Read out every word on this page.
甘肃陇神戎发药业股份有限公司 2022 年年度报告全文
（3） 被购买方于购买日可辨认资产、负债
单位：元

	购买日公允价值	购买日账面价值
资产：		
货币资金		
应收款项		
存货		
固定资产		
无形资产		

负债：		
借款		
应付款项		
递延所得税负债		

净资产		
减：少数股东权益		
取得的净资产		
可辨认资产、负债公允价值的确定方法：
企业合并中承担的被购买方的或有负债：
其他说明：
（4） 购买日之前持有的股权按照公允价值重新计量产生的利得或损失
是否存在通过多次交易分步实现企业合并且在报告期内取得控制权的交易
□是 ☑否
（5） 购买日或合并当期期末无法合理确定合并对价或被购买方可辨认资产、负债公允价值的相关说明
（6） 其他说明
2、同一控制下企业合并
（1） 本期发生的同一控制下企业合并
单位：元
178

* * *

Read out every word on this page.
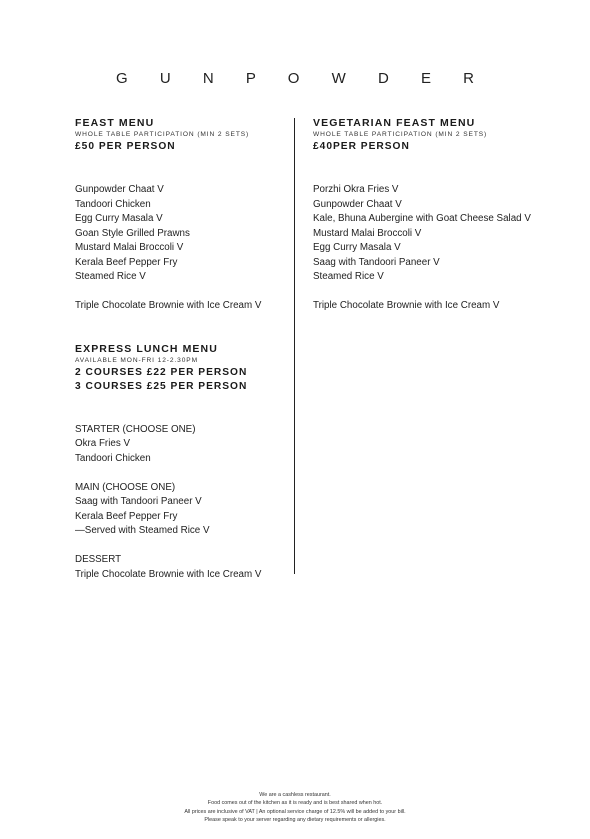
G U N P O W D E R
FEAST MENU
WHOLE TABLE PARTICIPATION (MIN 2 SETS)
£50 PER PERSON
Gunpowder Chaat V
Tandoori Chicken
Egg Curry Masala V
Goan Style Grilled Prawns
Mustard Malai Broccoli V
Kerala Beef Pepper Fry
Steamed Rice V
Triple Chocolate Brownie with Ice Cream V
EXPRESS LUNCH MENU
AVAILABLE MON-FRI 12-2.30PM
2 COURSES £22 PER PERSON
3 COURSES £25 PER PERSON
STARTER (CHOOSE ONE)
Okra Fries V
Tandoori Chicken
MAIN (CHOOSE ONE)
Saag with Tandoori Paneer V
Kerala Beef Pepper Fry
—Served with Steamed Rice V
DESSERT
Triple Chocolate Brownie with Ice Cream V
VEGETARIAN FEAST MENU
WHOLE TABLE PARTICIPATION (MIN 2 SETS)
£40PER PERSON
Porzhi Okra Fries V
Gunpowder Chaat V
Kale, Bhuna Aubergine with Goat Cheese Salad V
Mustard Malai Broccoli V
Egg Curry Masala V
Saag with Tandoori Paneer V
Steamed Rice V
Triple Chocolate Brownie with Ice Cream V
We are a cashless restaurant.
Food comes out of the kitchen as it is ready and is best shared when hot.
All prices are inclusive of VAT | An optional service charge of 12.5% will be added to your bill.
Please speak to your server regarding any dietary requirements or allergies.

* * *

Stated problem
Locate all lines in the listing above with the word "MENU". Copy them.

Task answer
FEAST MENU
EXPRESS LUNCH MENU
VEGETARIAN FEAST MENU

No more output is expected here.